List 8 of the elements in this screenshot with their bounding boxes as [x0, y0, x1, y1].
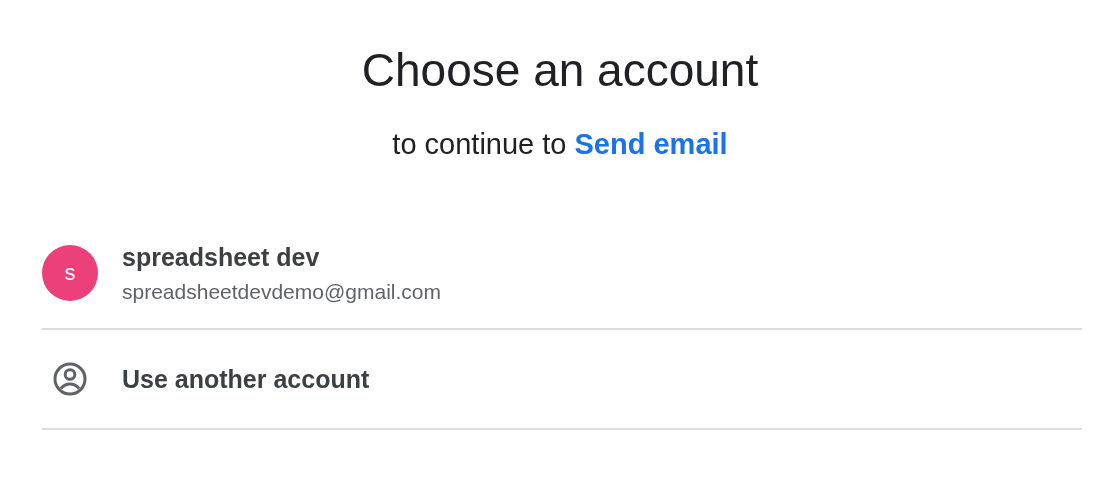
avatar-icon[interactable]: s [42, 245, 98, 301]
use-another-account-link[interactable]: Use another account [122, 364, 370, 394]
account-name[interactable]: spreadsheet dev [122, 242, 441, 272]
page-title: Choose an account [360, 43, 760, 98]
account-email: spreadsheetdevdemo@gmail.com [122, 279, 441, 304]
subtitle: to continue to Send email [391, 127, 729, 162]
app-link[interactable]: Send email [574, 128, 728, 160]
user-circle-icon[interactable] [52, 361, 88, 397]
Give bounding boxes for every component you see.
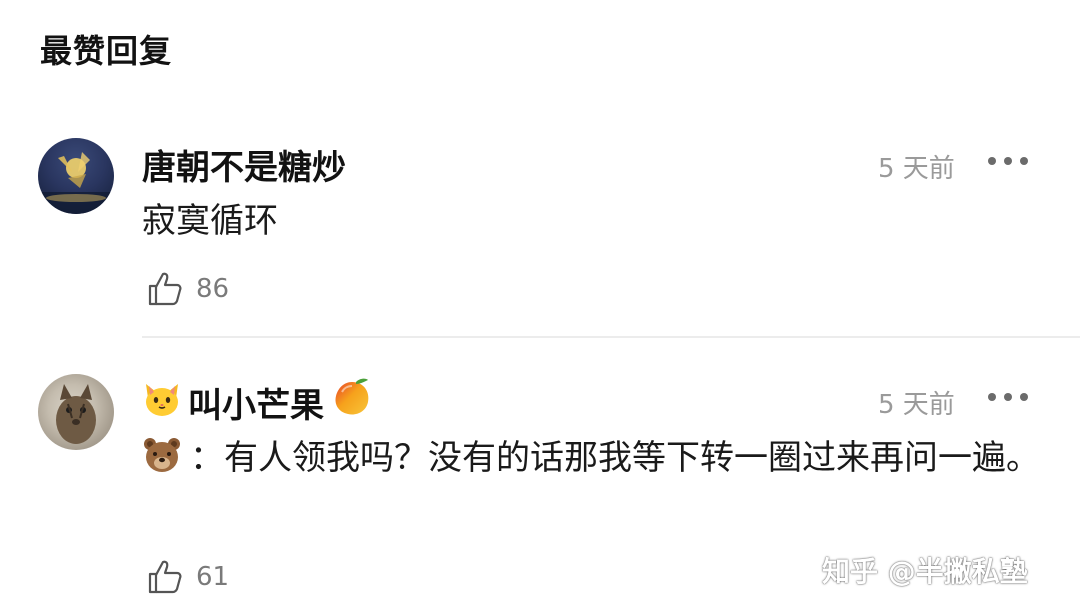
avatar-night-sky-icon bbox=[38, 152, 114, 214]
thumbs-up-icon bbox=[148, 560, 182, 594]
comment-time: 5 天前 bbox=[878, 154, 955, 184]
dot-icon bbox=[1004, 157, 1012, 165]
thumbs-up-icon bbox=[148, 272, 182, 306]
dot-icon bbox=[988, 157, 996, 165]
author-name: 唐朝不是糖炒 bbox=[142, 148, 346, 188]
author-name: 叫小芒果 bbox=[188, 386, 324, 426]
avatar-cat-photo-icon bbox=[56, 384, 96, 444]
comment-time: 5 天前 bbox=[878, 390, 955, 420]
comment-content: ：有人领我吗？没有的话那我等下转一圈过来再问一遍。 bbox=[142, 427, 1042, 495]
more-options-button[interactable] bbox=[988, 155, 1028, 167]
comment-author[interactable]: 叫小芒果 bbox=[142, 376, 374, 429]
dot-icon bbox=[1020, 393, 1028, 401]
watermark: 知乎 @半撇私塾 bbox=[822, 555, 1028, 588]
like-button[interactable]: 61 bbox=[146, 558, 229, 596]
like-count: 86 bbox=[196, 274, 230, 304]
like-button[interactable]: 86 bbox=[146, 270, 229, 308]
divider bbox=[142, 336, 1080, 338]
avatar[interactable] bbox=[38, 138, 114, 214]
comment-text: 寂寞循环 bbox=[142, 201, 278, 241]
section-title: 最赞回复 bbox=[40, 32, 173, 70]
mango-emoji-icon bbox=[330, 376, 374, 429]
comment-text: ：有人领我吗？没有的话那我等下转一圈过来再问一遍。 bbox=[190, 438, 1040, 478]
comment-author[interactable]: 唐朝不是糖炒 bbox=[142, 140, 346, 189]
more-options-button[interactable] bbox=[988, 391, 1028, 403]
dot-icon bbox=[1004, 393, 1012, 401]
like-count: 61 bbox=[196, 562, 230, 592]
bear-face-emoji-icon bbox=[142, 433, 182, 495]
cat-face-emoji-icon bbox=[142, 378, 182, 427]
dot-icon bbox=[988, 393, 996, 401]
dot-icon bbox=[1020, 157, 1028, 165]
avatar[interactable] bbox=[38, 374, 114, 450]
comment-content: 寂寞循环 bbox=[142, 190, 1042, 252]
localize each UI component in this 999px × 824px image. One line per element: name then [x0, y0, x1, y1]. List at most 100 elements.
+-------+
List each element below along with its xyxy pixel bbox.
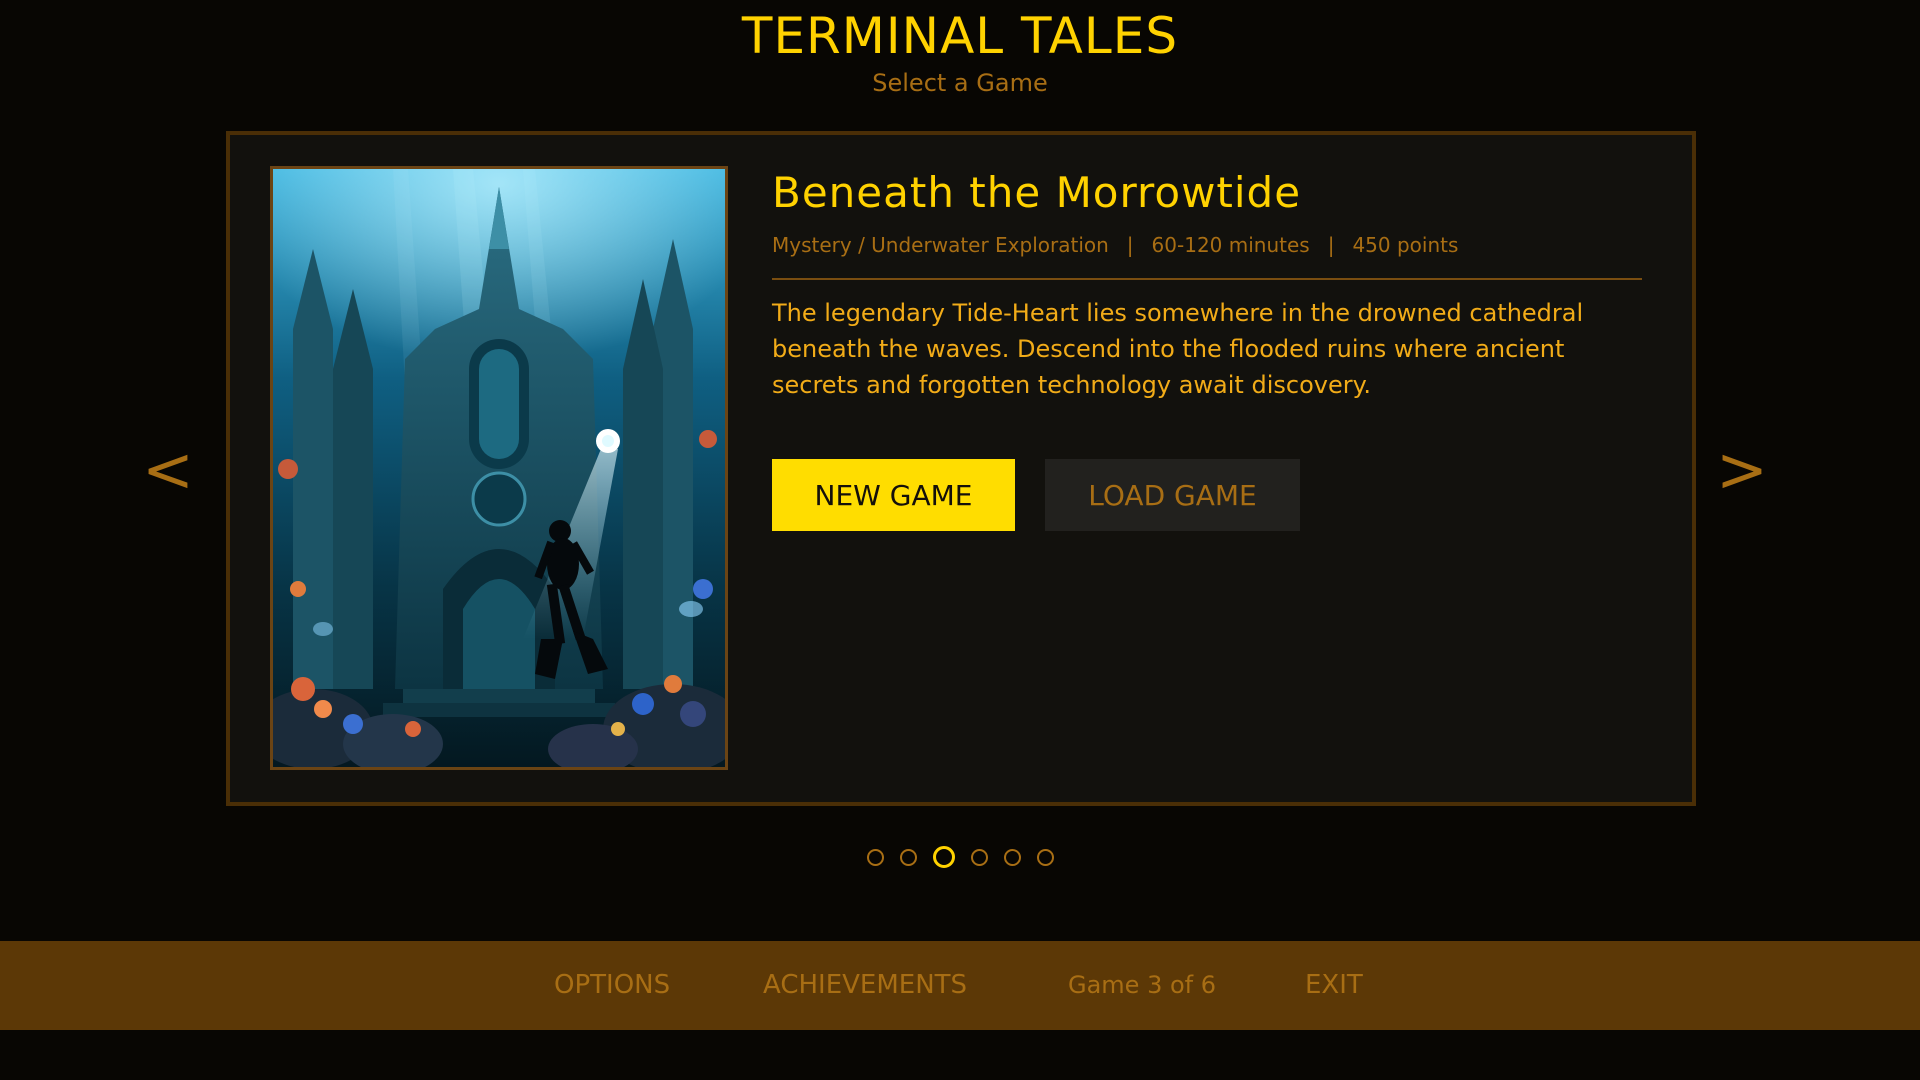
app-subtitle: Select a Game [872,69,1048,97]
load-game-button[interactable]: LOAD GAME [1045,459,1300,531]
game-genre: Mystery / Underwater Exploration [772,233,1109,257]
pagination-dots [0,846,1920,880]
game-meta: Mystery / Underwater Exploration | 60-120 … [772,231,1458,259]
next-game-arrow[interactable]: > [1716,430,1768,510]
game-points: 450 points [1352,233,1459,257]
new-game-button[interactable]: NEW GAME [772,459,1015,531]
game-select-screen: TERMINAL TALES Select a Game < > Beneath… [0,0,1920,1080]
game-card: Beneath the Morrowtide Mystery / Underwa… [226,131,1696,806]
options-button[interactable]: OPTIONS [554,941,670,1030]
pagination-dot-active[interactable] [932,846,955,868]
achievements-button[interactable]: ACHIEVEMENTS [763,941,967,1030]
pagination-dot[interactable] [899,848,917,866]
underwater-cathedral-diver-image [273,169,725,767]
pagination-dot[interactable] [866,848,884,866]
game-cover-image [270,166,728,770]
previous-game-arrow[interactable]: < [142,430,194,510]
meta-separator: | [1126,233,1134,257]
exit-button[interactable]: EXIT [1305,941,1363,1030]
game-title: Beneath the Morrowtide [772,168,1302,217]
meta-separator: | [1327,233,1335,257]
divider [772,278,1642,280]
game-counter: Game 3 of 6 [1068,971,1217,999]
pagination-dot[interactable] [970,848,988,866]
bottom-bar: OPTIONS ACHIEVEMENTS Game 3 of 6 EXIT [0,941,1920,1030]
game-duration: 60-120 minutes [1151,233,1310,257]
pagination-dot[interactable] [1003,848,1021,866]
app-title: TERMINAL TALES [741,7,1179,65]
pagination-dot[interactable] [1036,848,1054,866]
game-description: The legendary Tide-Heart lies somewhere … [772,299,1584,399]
+-------+
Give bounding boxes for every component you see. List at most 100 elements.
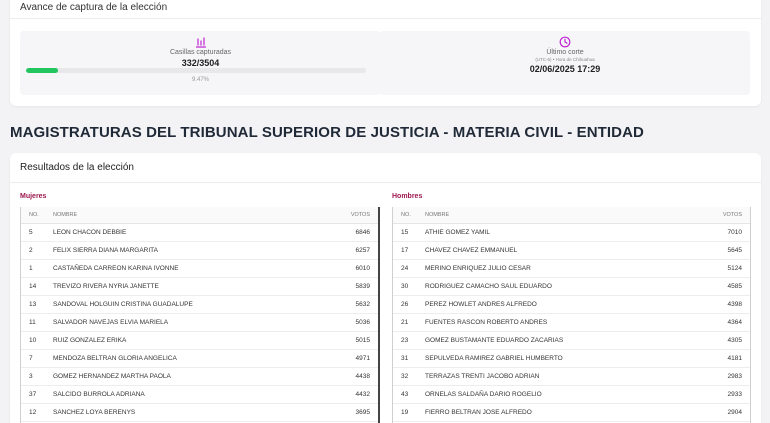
+-------+
Put the items into a two-column CSV with the columns instruction and reply, one row per item holding its text and its answer, each in one quoted field with line breaks turned into spaces. Begin at the line that has "List 8 of the", stop after the line that has "page-title: Choose an", and leave the pictures out.

instruction,reply
"List 8 of the elements in this screenshot with their bounding boxes as [x0, y0, x1, y1].","avatar-icon[interactable]: s [42, 245, 98, 301] use-another-account-link[interactable]: Use another account [122, 364, 370, 394] account-name[interactable]: spreadsheet dev [122, 242, 441, 272] page-title: Choose an account [360, 43, 760, 98]"